• **Information shown**:
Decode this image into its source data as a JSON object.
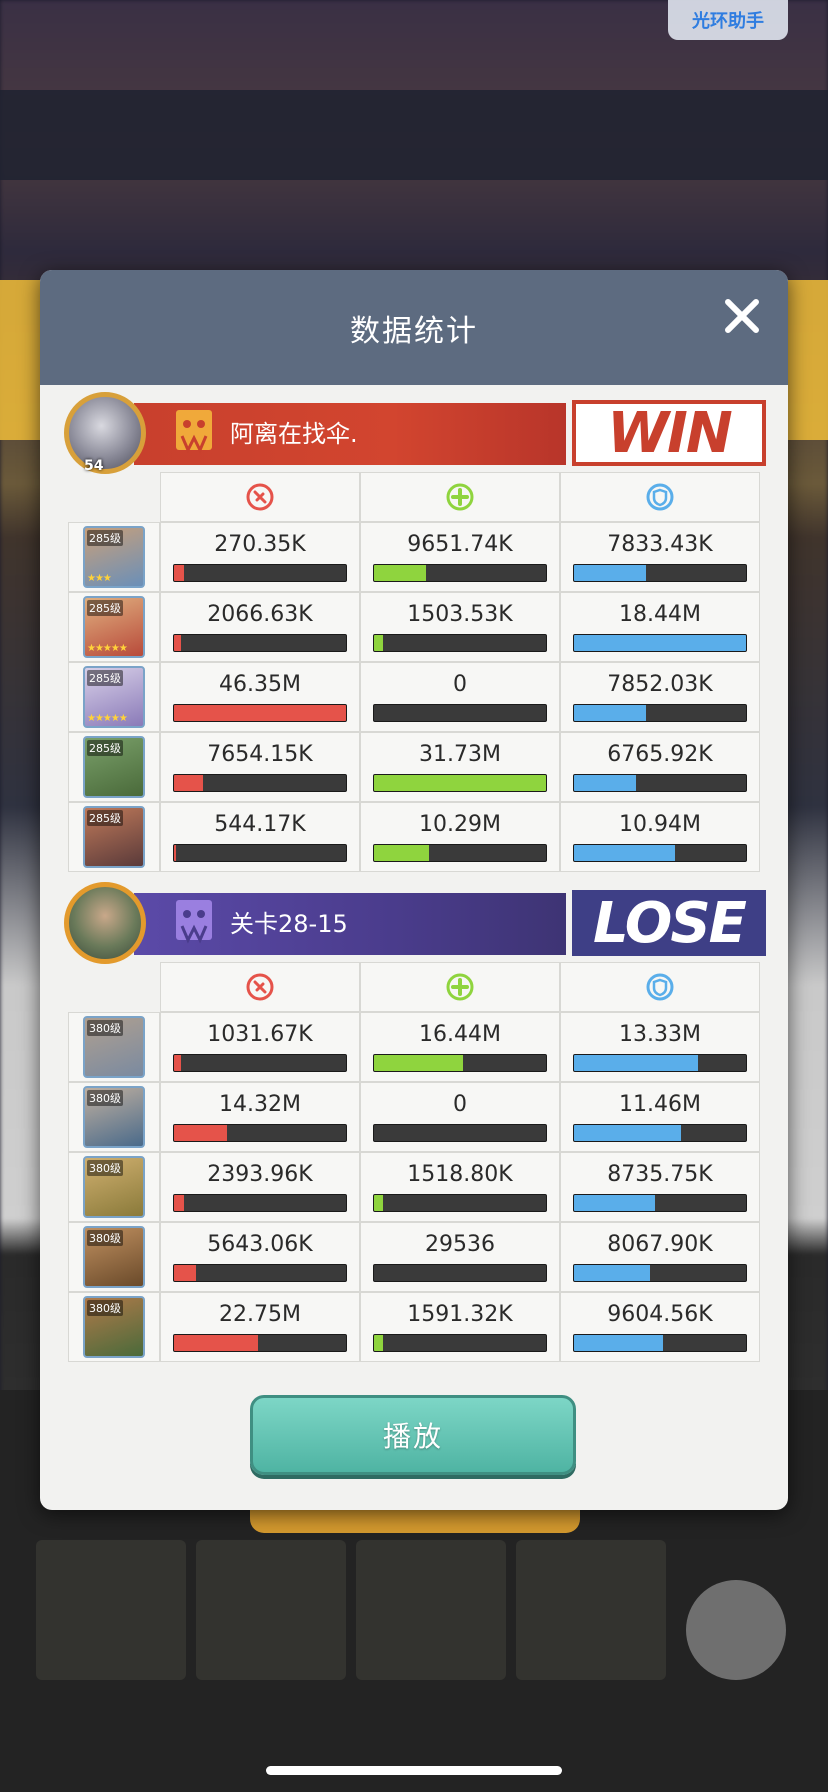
{
  "assist_label": "光环助手",
  "dialog": {
    "title": "数据统计",
    "play_label": "播放"
  },
  "teams": [
    {
      "name": "阿离在找伞.",
      "result": "WIN",
      "player_level": "54",
      "heroes": [
        {
          "level": "285级",
          "stars": "★★★",
          "dmg": "270.35K",
          "heal": "9651.74K",
          "tank": "7833.43K",
          "dmg_pct": 0.06,
          "heal_pct": 0.3,
          "tank_pct": 0.42
        },
        {
          "level": "285级",
          "stars": "★★★★★",
          "dmg": "2066.63K",
          "heal": "1503.53K",
          "tank": "18.44M",
          "dmg_pct": 0.04,
          "heal_pct": 0.05,
          "tank_pct": 1.0
        },
        {
          "level": "285级",
          "stars": "★★★★★",
          "dmg": "46.35M",
          "heal": "0",
          "tank": "7852.03K",
          "dmg_pct": 1.0,
          "heal_pct": 0.0,
          "tank_pct": 0.42
        },
        {
          "level": "285级",
          "stars": "",
          "dmg": "7654.15K",
          "heal": "31.73M",
          "tank": "6765.92K",
          "dmg_pct": 0.17,
          "heal_pct": 1.0,
          "tank_pct": 0.36
        },
        {
          "level": "285级",
          "stars": "",
          "dmg": "544.17K",
          "heal": "10.29M",
          "tank": "10.94M",
          "dmg_pct": 0.01,
          "heal_pct": 0.32,
          "tank_pct": 0.59
        }
      ]
    },
    {
      "name": "关卡28-15",
      "result": "LOSE",
      "player_level": "",
      "heroes": [
        {
          "level": "380级",
          "stars": "",
          "dmg": "1031.67K",
          "heal": "16.44M",
          "tank": "13.33M",
          "dmg_pct": 0.04,
          "heal_pct": 0.52,
          "tank_pct": 0.72
        },
        {
          "level": "380级",
          "stars": "",
          "dmg": "14.32M",
          "heal": "0",
          "tank": "11.46M",
          "dmg_pct": 0.31,
          "heal_pct": 0.0,
          "tank_pct": 0.62
        },
        {
          "level": "380级",
          "stars": "",
          "dmg": "2393.96K",
          "heal": "1518.80K",
          "tank": "8735.75K",
          "dmg_pct": 0.06,
          "heal_pct": 0.05,
          "tank_pct": 0.47
        },
        {
          "level": "380级",
          "stars": "",
          "dmg": "5643.06K",
          "heal": "29536",
          "tank": "8067.90K",
          "dmg_pct": 0.13,
          "heal_pct": 0.0,
          "tank_pct": 0.44
        },
        {
          "level": "380级",
          "stars": "",
          "dmg": "22.75M",
          "heal": "1591.32K",
          "tank": "9604.56K",
          "dmg_pct": 0.49,
          "heal_pct": 0.05,
          "tank_pct": 0.52
        }
      ]
    }
  ],
  "colors": {
    "win": "#c8402d",
    "lose": "#4a3c8c",
    "damage": "#e5534a",
    "heal": "#8fd43e",
    "tank": "#5aaeea"
  },
  "icons": {
    "damage": "sword-circle-icon",
    "heal": "plus-circle-icon",
    "tank": "shield-icon",
    "close": "close-icon"
  }
}
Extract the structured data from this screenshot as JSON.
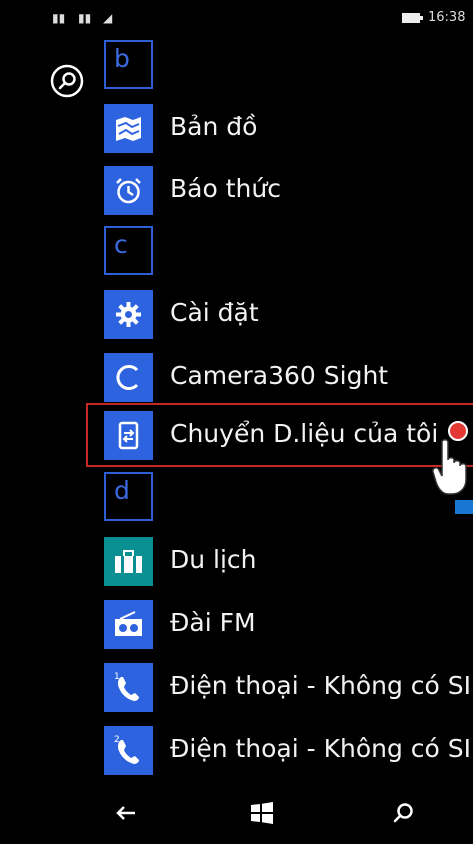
{
  "status_bar": {
    "time": "16:38"
  },
  "apps": [
    {
      "type": "header",
      "letter": "b"
    },
    {
      "type": "app",
      "label": "Bản đồ",
      "icon": "maps-icon"
    },
    {
      "type": "app",
      "label": "Báo thức",
      "icon": "alarm-clock-icon"
    },
    {
      "type": "header",
      "letter": "c"
    },
    {
      "type": "app",
      "label": "Cài đặt",
      "icon": "gear-icon"
    },
    {
      "type": "app",
      "label": "Camera360 Sight",
      "icon": "camera360-icon"
    },
    {
      "type": "app",
      "label": "Chuyển D.liệu của tôi",
      "icon": "transfer-data-icon",
      "highlighted": true
    },
    {
      "type": "header",
      "letter": "d"
    },
    {
      "type": "app",
      "label": "Du lịch",
      "icon": "suitcase-icon",
      "color": "#0a8f92"
    },
    {
      "type": "app",
      "label": "Đài FM",
      "icon": "radio-icon"
    },
    {
      "type": "app",
      "label": "Điện thoại - Không có SIM",
      "icon": "phone-1-icon"
    },
    {
      "type": "app",
      "label": "Điện thoại - Không có SIM",
      "icon": "phone-2-icon"
    }
  ],
  "colors": {
    "accent": "#2d63df",
    "highlight_border": "#c62828",
    "background": "#000000"
  },
  "navbar": [
    "back-icon",
    "windows-start-icon",
    "search-icon"
  ]
}
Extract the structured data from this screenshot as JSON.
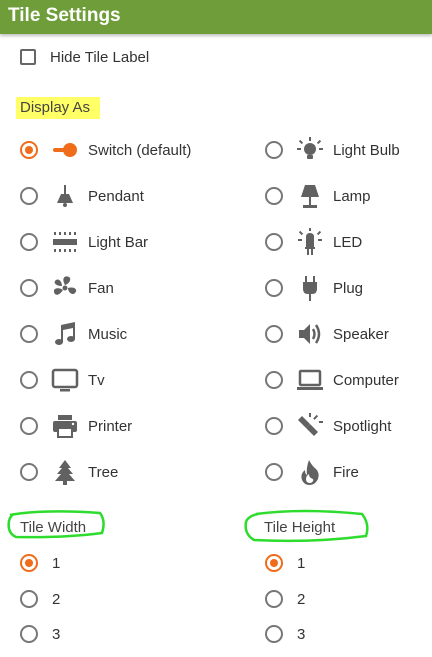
{
  "header": {
    "title": "Tile Settings"
  },
  "hide_label": {
    "label": "Hide Tile Label",
    "checked": false
  },
  "display_as": {
    "heading": "Display As",
    "options": [
      {
        "label": "Switch (default)",
        "icon": "switch-icon",
        "selected": true
      },
      {
        "label": "Light Bulb",
        "icon": "light-bulb-icon",
        "selected": false
      },
      {
        "label": "Pendant",
        "icon": "pendant-icon",
        "selected": false
      },
      {
        "label": "Lamp",
        "icon": "lamp-icon",
        "selected": false
      },
      {
        "label": "Light Bar",
        "icon": "light-bar-icon",
        "selected": false
      },
      {
        "label": "LED",
        "icon": "led-icon",
        "selected": false
      },
      {
        "label": "Fan",
        "icon": "fan-icon",
        "selected": false
      },
      {
        "label": "Plug",
        "icon": "plug-icon",
        "selected": false
      },
      {
        "label": "Music",
        "icon": "music-icon",
        "selected": false
      },
      {
        "label": "Speaker",
        "icon": "speaker-icon",
        "selected": false
      },
      {
        "label": "Tv",
        "icon": "tv-icon",
        "selected": false
      },
      {
        "label": "Computer",
        "icon": "computer-icon",
        "selected": false
      },
      {
        "label": "Printer",
        "icon": "printer-icon",
        "selected": false
      },
      {
        "label": "Spotlight",
        "icon": "spotlight-icon",
        "selected": false
      },
      {
        "label": "Tree",
        "icon": "tree-icon",
        "selected": false
      },
      {
        "label": "Fire",
        "icon": "fire-icon",
        "selected": false
      }
    ]
  },
  "tile_width": {
    "heading": "Tile Width",
    "options": [
      "1",
      "2",
      "3"
    ],
    "selected": "1"
  },
  "tile_height": {
    "heading": "Tile Height",
    "options": [
      "1",
      "2",
      "3"
    ],
    "selected": "1"
  },
  "colors": {
    "header": "#6e9d3a",
    "accent": "#ef6c1a",
    "icon": "#616161",
    "highlight": "#ffff66",
    "annotation": "#2ddc2d"
  }
}
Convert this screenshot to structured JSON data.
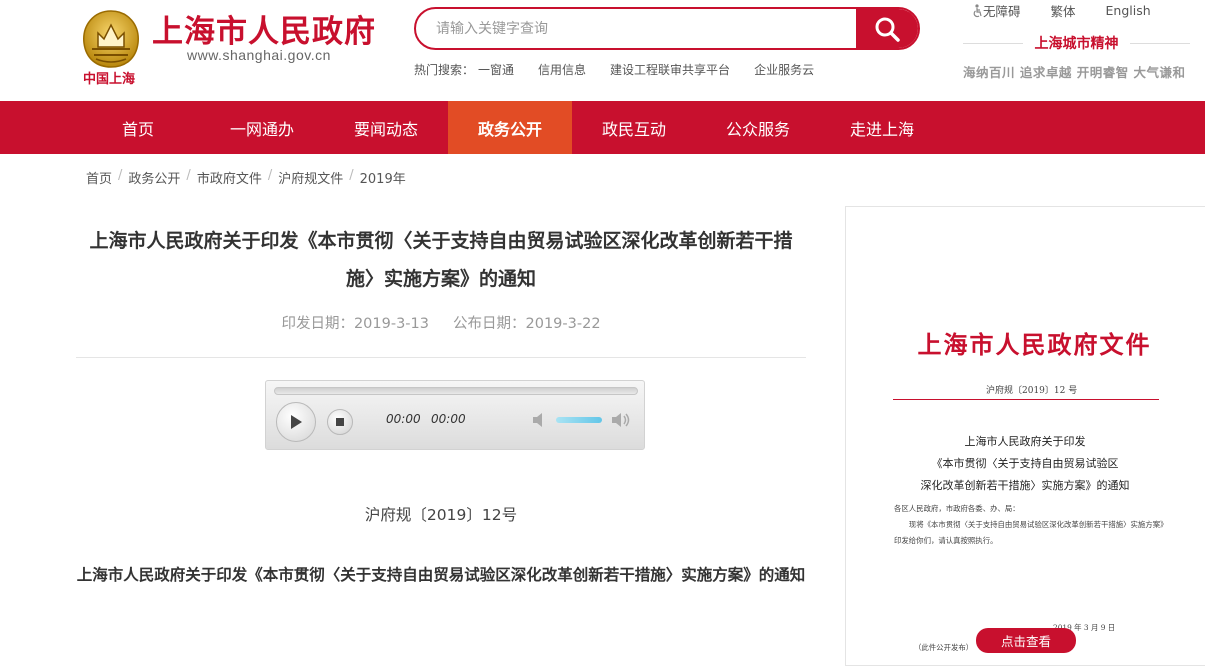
{
  "brand": {
    "title": "上海市人民政府",
    "url": "www.shanghai.gov.cn",
    "emblem_caption": "中国上海",
    "color": "#c8102e"
  },
  "search": {
    "placeholder": "请输入关键字查询",
    "hot_label": "热门搜索：",
    "hot_terms": [
      "一窗通",
      "信用信息",
      "建设工程联审共享平台",
      "企业服务云"
    ]
  },
  "top_links": {
    "accessibility": "无障碍",
    "traditional": "繁体",
    "english": "English"
  },
  "spirit": {
    "title": "上海城市精神",
    "words": "海纳百川 追求卓越 开明睿智 大气谦和"
  },
  "nav": {
    "items": [
      "首页",
      "一网通办",
      "要闻动态",
      "政务公开",
      "政民互动",
      "公众服务",
      "走进上海"
    ],
    "active_index": 3,
    "bg": "#c8102e",
    "active_bg": "#e24c25"
  },
  "breadcrumb": [
    "首页",
    "政务公开",
    "市政府文件",
    "沪府规文件",
    "2019年"
  ],
  "article": {
    "title": "上海市人民政府关于印发《本市贯彻〈关于支持自由贸易试验区深化改革创新若干措施〉实施方案》的通知",
    "issue_date": "印发日期：2019-3-13",
    "publish_date": "公布日期：2019-3-22",
    "doc_number": "沪府规〔2019〕12号",
    "body_title": "上海市人民政府关于印发《本市贯彻〈关于支持自由贸易试验区深化改革创新若干措施〉实施方案》的通知"
  },
  "player": {
    "current_time": "00:00",
    "duration": "00:00",
    "progress": 0,
    "volume": 0.8
  },
  "preview": {
    "header": "上海市人民政府文件",
    "doc_number": "沪府规〔2019〕12 号",
    "title_lines": [
      "上海市人民政府关于印发",
      "《本市贯彻〈关于支持自由贸易试验区",
      "深化改革创新若干措施〉实施方案》的通知"
    ],
    "recipients": "各区人民政府，市政府各委、办、局：",
    "body": "现将《本市贯彻〈关于支持自由贸易试验区深化改革创新若干措施〉实施方案》印发给你们，请认真按照执行。",
    "date": "2019 年 3 月 9 日",
    "note": "（此件公开发布）",
    "view_button": "点击查看"
  }
}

• **Aim**:
Copy all lines from the entries that contain the word "上海市人民政府关于印发".

• **Answer to the problem**:
    "title": "上海市人民政府关于印发《本市贯彻〈关于支持自由贸易试验区深化改革创新若干措施〉实施方案》的通知",
    "body_title": "上海市人民政府关于印发《本市贯彻〈关于支持自由贸易试验区深化改革创新若干措施〉实施方案》的通知"
      "上海市人民政府关于印发",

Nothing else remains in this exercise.